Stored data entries
▼▼▼
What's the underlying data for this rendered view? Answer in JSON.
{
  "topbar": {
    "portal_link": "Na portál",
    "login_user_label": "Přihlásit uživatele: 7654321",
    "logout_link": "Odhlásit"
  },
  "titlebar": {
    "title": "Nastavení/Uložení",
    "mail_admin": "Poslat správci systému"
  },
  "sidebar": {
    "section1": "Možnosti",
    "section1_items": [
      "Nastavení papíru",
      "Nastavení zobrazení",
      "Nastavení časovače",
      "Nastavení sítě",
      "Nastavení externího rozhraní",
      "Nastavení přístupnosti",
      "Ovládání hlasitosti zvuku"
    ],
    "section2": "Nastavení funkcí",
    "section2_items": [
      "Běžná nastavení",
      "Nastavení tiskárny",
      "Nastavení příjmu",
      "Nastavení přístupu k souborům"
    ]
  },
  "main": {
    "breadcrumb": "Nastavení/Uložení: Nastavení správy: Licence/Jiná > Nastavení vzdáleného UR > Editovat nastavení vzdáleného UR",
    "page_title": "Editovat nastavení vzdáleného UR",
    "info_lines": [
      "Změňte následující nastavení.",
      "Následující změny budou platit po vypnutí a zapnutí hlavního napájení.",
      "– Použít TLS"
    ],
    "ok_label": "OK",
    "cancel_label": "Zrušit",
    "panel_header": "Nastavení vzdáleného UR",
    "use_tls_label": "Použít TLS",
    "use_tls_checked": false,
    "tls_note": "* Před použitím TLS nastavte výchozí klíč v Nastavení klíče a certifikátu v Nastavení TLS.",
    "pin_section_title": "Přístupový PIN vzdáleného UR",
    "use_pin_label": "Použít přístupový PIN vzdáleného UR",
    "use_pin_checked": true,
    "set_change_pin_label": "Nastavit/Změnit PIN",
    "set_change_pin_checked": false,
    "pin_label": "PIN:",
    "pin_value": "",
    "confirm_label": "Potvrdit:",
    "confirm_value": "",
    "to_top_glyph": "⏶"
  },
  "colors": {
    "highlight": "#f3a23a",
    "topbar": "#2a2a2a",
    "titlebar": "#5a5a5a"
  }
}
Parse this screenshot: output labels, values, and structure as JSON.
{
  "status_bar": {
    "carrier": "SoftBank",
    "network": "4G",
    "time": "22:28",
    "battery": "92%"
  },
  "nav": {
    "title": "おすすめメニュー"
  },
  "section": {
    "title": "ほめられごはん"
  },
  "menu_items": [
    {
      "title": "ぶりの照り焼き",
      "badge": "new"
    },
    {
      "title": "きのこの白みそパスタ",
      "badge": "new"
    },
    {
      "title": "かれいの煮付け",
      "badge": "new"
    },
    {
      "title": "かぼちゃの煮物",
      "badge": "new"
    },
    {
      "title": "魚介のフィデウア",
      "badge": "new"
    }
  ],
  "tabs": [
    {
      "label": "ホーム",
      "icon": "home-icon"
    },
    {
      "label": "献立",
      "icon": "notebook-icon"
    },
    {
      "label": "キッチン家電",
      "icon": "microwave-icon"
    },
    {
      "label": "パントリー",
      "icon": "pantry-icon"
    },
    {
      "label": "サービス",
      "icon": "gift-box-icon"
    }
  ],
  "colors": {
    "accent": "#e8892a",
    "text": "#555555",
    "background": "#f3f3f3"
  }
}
▲▲▲
- **EXERCISE PROMPT**: The records above are to be copied in full, exactly as written.

- **IN RESPONSE**:
What's the underlying data for this rendered view? Answer in JSON.
{
  "topbar": {
    "portal_link": "Na portál",
    "login_user_label": "Přihlásit uživatele: 7654321",
    "logout_link": "Odhlásit"
  },
  "titlebar": {
    "title": "Nastavení/Uložení",
    "mail_admin": "Poslat správci systému"
  },
  "sidebar": {
    "section1": "Možnosti",
    "section1_items": [
      "Nastavení papíru",
      "Nastavení zobrazení",
      "Nastavení časovače",
      "Nastavení sítě",
      "Nastavení externího rozhraní",
      "Nastavení přístupnosti",
      "Ovládání hlasitosti zvuku"
    ],
    "section2": "Nastavení funkcí",
    "section2_items": [
      "Běžná nastavení",
      "Nastavení tiskárny",
      "Nastavení příjmu",
      "Nastavení přístupu k souborům"
    ]
  },
  "main": {
    "breadcrumb": "Nastavení/Uložení: Nastavení správy: Licence/Jiná > Nastavení vzdáleného UR > Editovat nastavení vzdáleného UR",
    "page_title": "Editovat nastavení vzdáleného UR",
    "info_lines": [
      "Změňte následující nastavení.",
      "Následující změny budou platit po vypnutí a zapnutí hlavního napájení.",
      "– Použít TLS"
    ],
    "ok_label": "OK",
    "cancel_label": "Zrušit",
    "panel_header": "Nastavení vzdáleného UR",
    "use_tls_label": "Použít TLS",
    "use_tls_checked": false,
    "tls_note": "* Před použitím TLS nastavte výchozí klíč v Nastavení klíče a certifikátu v Nastavení TLS.",
    "pin_section_title": "Přístupový PIN vzdáleného UR",
    "use_pin_label": "Použít přístupový PIN vzdáleného UR",
    "use_pin_checked": true,
    "set_change_pin_label": "Nastavit/Změnit PIN",
    "set_change_pin_checked": false,
    "pin_label": "PIN:",
    "pin_value": "",
    "confirm_label": "Potvrdit:",
    "confirm_value": "",
    "to_top_glyph": "⏶"
  },
  "colors": {
    "highlight": "#f3a23a",
    "topbar": "#2a2a2a",
    "titlebar": "#5a5a5a"
  }
}
Parse this screenshot: output labels, values, and structure as JSON.
{
  "status_bar": {
    "carrier": "SoftBank",
    "network": "4G",
    "time": "22:28",
    "battery": "92%"
  },
  "nav": {
    "title": "おすすめメニュー"
  },
  "section": {
    "title": "ほめられごはん"
  },
  "menu_items": [
    {
      "title": "ぶりの照り焼き",
      "badge": "new"
    },
    {
      "title": "きのこの白みそパスタ",
      "badge": "new"
    },
    {
      "title": "かれいの煮付け",
      "badge": "new"
    },
    {
      "title": "かぼちゃの煮物",
      "badge": "new"
    },
    {
      "title": "魚介のフィデウア",
      "badge": "new"
    }
  ],
  "tabs": [
    {
      "label": "ホーム",
      "icon": "home-icon"
    },
    {
      "label": "献立",
      "icon": "notebook-icon"
    },
    {
      "label": "キッチン家電",
      "icon": "microwave-icon"
    },
    {
      "label": "パントリー",
      "icon": "pantry-icon"
    },
    {
      "label": "サービス",
      "icon": "gift-box-icon"
    }
  ],
  "colors": {
    "accent": "#e8892a",
    "text": "#555555",
    "background": "#f3f3f3"
  }
}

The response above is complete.